-- START OF Text provided --

Purdue University Graduate School
Thesis report(4-23-2019).pdf (3.02 MB)


Download (3.02 MB)
posted on 2019-06-11, 14:51 authored by Mounica PatnalaMounica Patnala
Recent ULSI (ultra large scale integration) technology emphasizes small size devices, featuring low power and high switching speed. Moore's law has been followed
successfully in scaling down the silicon device in order to enhance the level of integration with high performances until conventional devices failed to cop up with further scaling due to limitations with ballistic e ffects, and challenges with accommodating dopant fluctuation, mobility degradation, among other device parameters. Recently, Graphene based devices offered alternative approach, featuring small size
and high performances. This includes high carrier mobility, high carrier density, high robustness, and high thermal conductivity. These unique characteristics made the
Graphene devices attractive for high speed electronic architectures. In this research, Graphene devices were integrated into applications with analog, digital, and mixed
signals based systems.
Graphene devices were briefly explored in electronics applications since its first model developed by the University of Illinois, Champaign in 2013. This study emphasizes the validation of the model in various applications with analog, digital, and mixed signals. At the analog level, the model was used for voltage and power amplifiers; classes A, B, and AB. At the digital level, the device model was validated within the universal gates, adders, multipliers, subtractors, multiplexers, demultiplexers, encoders, and comparators. The study was also extended to include Graphene devices
for serializers, the digital systems incorporated into the data structure storage. At the mixed signal level, the device model was validated for the DACs/ADCs. In all components, the features of the new devices were emphasized as compared with the existing silicon technology. The system functionality and dynamic performances were also elaborated. The study also covered the linearity characteristics of the devices within full input range operation.

-- END OF Text provided --

▶ Instruction a
Can you copy out, word for word, everything in the records from the line containing "What elements are" down to the line containing "92, 1262, 112]", including both of those lines?

-- START OF Data provided --

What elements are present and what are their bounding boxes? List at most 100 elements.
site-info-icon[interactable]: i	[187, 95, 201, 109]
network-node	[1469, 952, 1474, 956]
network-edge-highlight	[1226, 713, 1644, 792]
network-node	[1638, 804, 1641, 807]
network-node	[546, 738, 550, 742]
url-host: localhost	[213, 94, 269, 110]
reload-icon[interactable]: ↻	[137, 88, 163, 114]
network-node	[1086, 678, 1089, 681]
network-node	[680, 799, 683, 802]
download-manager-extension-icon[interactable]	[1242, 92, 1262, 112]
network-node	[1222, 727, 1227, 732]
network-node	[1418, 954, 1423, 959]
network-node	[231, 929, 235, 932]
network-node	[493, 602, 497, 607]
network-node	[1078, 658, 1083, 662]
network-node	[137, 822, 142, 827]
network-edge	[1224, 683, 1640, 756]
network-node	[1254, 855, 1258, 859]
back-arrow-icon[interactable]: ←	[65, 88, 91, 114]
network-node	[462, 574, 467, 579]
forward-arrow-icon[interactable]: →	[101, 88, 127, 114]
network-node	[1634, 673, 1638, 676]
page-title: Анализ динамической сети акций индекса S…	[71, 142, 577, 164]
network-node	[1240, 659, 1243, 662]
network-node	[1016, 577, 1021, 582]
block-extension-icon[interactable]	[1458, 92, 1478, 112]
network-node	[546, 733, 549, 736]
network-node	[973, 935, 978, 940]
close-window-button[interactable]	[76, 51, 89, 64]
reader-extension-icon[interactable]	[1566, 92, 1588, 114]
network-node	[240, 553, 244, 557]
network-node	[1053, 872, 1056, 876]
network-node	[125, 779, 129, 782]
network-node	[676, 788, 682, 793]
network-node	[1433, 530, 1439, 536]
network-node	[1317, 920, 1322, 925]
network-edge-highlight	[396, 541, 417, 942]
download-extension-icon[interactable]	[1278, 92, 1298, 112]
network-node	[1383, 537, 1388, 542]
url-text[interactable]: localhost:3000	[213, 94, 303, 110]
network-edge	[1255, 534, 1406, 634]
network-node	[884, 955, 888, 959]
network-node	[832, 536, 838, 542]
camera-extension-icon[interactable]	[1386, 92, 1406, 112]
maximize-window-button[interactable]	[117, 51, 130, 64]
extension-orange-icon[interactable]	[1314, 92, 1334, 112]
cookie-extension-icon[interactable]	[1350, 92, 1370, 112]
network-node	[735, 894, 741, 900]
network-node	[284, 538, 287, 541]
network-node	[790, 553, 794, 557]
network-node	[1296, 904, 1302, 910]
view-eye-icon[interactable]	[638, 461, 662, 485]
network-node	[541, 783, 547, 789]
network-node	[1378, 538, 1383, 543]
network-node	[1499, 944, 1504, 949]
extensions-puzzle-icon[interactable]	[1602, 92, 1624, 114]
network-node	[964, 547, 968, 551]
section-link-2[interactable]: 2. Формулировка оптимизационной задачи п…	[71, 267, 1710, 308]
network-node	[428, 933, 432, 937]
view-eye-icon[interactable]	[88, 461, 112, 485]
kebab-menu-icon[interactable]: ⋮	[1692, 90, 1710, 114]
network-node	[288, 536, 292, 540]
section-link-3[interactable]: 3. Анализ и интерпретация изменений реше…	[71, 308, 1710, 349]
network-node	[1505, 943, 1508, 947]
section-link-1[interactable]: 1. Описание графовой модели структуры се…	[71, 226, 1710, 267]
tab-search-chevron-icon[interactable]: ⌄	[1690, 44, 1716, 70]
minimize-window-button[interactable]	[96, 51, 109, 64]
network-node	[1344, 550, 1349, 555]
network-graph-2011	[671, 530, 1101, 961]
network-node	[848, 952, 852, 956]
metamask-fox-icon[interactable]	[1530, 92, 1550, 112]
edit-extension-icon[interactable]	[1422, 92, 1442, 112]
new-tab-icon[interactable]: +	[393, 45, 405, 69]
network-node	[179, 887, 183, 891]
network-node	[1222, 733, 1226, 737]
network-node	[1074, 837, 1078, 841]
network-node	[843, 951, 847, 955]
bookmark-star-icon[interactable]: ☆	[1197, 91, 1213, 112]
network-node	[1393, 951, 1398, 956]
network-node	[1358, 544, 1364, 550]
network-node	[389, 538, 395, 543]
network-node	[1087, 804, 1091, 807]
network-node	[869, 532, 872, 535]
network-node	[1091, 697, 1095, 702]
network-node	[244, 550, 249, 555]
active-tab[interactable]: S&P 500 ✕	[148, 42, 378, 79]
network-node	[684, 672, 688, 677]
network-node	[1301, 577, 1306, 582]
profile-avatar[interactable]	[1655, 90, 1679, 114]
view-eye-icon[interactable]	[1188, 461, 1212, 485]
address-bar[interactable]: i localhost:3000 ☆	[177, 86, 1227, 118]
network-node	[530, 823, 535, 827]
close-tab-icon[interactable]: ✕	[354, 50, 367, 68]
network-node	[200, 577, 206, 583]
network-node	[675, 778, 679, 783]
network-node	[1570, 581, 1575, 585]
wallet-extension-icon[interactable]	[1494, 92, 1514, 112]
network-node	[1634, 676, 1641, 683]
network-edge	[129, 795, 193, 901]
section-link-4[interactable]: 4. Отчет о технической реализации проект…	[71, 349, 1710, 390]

-- END OF Data provided --
-- START OF Data provided --

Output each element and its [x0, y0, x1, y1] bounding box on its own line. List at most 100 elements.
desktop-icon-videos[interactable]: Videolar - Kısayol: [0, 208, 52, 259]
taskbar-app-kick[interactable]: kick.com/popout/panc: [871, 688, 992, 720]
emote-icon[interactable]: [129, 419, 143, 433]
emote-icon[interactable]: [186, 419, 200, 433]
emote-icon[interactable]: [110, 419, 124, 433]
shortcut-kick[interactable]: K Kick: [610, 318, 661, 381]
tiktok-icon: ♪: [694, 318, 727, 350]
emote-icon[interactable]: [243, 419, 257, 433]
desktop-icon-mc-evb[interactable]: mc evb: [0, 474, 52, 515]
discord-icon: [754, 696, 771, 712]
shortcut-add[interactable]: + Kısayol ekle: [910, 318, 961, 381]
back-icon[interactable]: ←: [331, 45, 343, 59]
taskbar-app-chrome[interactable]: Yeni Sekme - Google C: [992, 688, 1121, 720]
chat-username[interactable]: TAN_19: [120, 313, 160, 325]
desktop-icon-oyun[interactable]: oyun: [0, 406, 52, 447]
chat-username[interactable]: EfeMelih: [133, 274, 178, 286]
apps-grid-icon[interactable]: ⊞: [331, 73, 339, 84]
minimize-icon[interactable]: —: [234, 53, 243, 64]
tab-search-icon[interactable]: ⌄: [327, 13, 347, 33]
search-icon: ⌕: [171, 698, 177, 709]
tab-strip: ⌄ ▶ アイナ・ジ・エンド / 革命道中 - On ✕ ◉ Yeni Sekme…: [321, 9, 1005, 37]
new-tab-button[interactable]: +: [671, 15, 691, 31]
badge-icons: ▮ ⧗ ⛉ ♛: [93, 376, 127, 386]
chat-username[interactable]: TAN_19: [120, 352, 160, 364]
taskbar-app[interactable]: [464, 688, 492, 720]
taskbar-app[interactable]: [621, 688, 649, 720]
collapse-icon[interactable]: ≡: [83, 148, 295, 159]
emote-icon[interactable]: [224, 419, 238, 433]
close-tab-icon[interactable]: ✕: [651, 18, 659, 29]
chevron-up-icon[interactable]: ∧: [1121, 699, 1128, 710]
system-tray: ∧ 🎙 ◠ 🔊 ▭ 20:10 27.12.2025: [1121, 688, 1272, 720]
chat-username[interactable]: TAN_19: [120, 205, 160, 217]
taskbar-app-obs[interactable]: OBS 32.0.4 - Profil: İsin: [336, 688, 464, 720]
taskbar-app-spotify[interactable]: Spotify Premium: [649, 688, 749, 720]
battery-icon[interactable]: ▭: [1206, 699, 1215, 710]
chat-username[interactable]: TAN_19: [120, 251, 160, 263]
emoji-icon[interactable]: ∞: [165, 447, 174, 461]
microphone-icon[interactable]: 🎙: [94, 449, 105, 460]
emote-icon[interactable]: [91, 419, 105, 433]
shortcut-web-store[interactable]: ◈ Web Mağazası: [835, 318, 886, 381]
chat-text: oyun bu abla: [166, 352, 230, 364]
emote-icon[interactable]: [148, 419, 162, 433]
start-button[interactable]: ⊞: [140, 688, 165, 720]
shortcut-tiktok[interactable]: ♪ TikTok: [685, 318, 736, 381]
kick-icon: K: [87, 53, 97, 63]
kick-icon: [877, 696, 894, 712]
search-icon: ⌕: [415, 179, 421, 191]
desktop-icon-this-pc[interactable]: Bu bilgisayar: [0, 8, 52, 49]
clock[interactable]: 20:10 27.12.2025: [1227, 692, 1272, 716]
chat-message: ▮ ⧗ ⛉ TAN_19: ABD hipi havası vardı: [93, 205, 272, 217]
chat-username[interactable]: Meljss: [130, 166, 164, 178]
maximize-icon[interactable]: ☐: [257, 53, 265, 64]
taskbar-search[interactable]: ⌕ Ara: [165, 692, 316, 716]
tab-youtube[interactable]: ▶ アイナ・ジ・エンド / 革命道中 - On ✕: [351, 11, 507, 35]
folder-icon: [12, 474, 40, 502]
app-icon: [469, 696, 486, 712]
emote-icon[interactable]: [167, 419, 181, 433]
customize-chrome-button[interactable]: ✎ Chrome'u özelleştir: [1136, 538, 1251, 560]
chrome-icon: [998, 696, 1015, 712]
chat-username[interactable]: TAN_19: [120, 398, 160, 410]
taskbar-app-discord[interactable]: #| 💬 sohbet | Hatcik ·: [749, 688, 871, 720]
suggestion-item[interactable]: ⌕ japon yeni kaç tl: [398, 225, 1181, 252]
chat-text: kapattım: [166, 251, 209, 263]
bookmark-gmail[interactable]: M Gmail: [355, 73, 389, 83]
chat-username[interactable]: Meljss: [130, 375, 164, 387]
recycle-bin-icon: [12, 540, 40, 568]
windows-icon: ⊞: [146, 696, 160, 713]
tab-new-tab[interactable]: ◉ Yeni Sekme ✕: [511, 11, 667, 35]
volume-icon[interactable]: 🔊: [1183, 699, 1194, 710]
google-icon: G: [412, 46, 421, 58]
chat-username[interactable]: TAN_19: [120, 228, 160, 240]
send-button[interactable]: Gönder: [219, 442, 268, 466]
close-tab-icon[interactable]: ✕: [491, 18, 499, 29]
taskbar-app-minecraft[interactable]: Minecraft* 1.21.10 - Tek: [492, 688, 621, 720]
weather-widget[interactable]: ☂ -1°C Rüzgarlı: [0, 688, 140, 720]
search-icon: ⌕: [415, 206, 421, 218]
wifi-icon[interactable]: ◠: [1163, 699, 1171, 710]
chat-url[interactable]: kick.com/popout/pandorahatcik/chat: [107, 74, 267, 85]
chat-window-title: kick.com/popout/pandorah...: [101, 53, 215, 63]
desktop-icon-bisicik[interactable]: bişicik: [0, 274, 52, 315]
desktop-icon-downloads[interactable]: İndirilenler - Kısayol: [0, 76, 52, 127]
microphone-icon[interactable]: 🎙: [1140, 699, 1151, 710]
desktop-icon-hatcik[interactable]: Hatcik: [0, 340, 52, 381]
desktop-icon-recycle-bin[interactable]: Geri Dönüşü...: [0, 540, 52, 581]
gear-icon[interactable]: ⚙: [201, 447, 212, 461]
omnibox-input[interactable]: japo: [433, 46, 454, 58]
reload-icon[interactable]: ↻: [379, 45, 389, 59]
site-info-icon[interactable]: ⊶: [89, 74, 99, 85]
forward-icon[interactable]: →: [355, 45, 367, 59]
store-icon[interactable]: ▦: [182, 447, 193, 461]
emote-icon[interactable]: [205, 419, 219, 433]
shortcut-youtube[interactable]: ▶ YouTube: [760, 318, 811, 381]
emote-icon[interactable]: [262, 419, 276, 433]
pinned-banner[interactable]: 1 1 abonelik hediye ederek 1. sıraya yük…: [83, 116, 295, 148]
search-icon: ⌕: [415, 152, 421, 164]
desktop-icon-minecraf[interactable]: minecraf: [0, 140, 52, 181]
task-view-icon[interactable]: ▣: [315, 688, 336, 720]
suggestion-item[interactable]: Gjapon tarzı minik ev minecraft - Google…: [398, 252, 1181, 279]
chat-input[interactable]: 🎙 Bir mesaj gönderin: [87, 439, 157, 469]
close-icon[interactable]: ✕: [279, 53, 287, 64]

-- END OF Data provided --
-- START OF Data provided --

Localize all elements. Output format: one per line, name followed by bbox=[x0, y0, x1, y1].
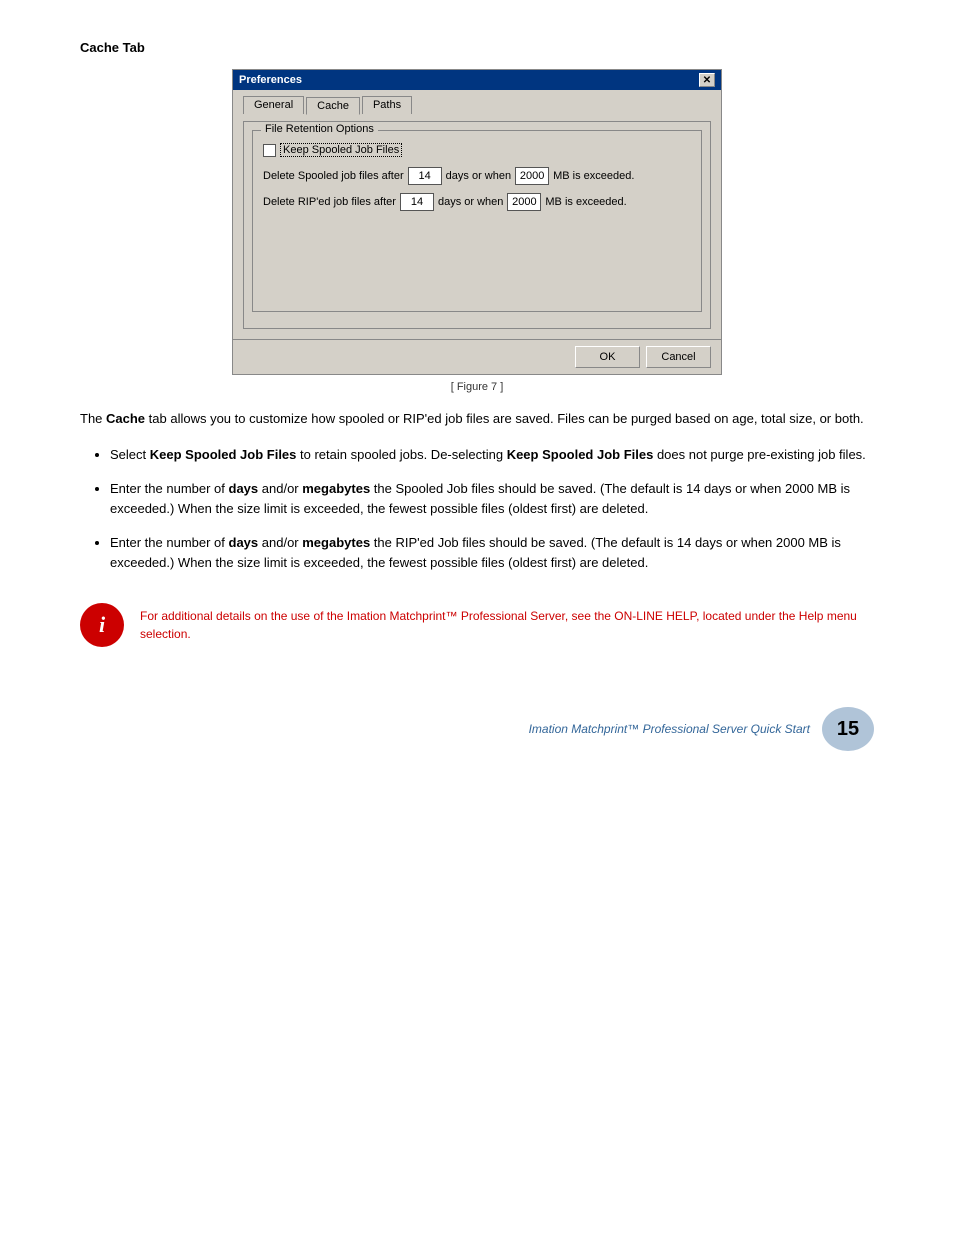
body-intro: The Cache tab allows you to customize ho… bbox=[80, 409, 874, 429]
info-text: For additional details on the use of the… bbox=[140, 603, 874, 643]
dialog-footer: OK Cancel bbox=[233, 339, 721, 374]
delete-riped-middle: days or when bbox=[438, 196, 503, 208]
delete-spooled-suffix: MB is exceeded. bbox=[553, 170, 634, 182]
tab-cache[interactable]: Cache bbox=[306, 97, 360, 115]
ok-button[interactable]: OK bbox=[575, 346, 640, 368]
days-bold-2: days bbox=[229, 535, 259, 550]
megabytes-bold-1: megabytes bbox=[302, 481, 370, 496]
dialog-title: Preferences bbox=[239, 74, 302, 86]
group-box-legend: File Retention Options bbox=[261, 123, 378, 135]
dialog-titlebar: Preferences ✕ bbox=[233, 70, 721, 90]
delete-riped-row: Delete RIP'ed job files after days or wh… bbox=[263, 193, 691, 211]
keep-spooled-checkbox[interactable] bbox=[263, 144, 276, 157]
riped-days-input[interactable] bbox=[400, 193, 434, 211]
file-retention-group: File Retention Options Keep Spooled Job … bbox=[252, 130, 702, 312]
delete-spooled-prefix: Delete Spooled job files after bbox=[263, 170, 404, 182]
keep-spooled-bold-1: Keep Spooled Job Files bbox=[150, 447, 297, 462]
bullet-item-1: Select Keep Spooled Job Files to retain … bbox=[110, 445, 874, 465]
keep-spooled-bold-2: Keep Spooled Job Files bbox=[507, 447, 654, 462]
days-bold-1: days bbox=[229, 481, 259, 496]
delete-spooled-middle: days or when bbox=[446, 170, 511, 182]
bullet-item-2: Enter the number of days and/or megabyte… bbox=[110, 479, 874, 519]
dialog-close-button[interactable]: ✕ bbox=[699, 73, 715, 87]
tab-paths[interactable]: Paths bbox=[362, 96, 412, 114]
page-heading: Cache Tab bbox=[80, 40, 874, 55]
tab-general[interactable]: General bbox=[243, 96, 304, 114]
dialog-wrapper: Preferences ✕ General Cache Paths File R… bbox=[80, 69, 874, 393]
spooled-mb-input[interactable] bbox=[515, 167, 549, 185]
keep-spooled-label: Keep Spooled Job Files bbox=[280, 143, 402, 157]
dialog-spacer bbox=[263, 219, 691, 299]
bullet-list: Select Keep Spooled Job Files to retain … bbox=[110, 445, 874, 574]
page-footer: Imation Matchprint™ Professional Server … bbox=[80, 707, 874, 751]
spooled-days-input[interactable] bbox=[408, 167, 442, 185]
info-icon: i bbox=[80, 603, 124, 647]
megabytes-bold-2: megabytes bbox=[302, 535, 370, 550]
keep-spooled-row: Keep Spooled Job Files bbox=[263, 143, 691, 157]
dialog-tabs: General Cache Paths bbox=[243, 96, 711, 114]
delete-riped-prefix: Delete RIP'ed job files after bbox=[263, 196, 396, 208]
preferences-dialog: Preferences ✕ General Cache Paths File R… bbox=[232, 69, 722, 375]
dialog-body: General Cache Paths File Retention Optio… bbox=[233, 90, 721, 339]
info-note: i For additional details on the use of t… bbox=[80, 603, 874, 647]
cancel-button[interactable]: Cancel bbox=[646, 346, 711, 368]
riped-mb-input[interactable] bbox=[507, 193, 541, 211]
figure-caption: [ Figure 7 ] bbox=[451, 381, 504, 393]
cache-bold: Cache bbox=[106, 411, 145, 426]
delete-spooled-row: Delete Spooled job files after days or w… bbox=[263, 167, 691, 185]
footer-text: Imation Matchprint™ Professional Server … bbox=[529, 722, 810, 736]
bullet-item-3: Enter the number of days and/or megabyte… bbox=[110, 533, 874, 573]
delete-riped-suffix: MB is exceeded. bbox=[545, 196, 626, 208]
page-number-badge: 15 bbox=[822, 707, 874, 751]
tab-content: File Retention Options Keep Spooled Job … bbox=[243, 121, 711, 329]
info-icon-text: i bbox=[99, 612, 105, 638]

-- END OF Data provided --

▶ Instruction b
How would the thesis abstract on Graphene devices go on from its last sentence? Write its next part.

▶ Written response a
What elements are present and what are their bounding boxes? List at most 100 elements.
site-info-icon[interactable]: i	[187, 95, 201, 109]
network-node	[1469, 952, 1474, 956]
network-edge-highlight	[1226, 713, 1644, 792]
network-node	[1638, 804, 1641, 807]
network-node	[546, 738, 550, 742]
url-host: localhost	[213, 94, 269, 110]
reload-icon[interactable]: ↻	[137, 88, 163, 114]
network-node	[1086, 678, 1089, 681]
network-node	[680, 799, 683, 802]
download-manager-extension-icon[interactable]	[1242, 92, 1262, 112]

▶ Written response b
GNRFETs with a minimum channel length of 10nm and an input voltage 0.7V were considered in the study. An electronic design platform ADS (Advanced Design
Systems) was used in the simulations. The power amplifiers showed noise figure as low as 0.064dbs for class A, and 0.32 dbs for class B, and 0.69 dbs for class AB power
amplifiers. The design was stable and as high as 5.12 for class A, 1.02 for class B, and 1.014 for class AB. The stability factor was estimated at 2GHz operation. The harmonics were as low as -100 dbs for class A, -60 dbs for class B, and -50dbs for class AB, all simulated at 1GHz. The device was incorporated into ADC system, and as
low as 24.5 micro Watt power consumption and 40 nsec rise time were observed. Likewise, the DAC showed low power consumption as of 4.51 micro Watt. The serializer showed as minimum power consumption of the order of 0.4mW.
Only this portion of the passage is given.